*Objective*. Output an exact reproduction of the data.

*Exercise material*.
____

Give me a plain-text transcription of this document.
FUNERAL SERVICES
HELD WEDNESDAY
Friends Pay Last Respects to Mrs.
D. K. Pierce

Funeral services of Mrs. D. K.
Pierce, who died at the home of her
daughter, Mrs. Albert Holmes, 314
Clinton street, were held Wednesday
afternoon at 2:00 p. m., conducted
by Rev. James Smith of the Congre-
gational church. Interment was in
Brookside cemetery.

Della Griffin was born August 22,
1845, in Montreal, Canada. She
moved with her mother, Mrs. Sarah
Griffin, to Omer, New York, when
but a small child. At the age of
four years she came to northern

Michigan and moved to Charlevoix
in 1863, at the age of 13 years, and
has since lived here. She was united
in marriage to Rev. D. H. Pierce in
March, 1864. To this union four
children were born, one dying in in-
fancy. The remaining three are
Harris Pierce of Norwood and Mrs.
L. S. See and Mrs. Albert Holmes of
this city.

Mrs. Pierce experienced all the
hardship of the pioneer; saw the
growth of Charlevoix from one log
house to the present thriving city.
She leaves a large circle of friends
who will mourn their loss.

____

*Result for this task*.
Give me a plain-text transcription of this document.
FUNERAL SERVICES
HELD WEDNESDAY
Friends Pay Last Respects to Mrs.
D. K. Pierce

Funeral services of Mrs. D. K.
Pierce, who died at the home of her
daughter, Mrs. Albert Holmes, 314
Clinton street, were held Wednesday
afternoon at 2:00 p. m., conducted
by Rev. James Smith of the Congre-
gational church. Interment was in
Brookside cemetery.

Della Griffin was born August 22,
1845, in Montreal, Canada. She
moved with her mother, Mrs. Sarah
Griffin, to Omer, New York, when
but a small child. At the age of
four years she came to northern

Michigan and moved to Charlevoix
in 1863, at the age of 13 years, and
has since lived here. She was united
in marriage to Rev. D. H. Pierce in
March, 1864. To this union four
children were born, one dying in in-
fancy. The remaining three are
Harris Pierce of Norwood and Mrs.
L. S. See and Mrs. Albert Holmes of
this city.

Mrs. Pierce experienced all the
hardship of the pioneer; saw the
growth of Charlevoix from one log
house to the present thriving city.
She leaves a large circle of friends
who will mourn their loss.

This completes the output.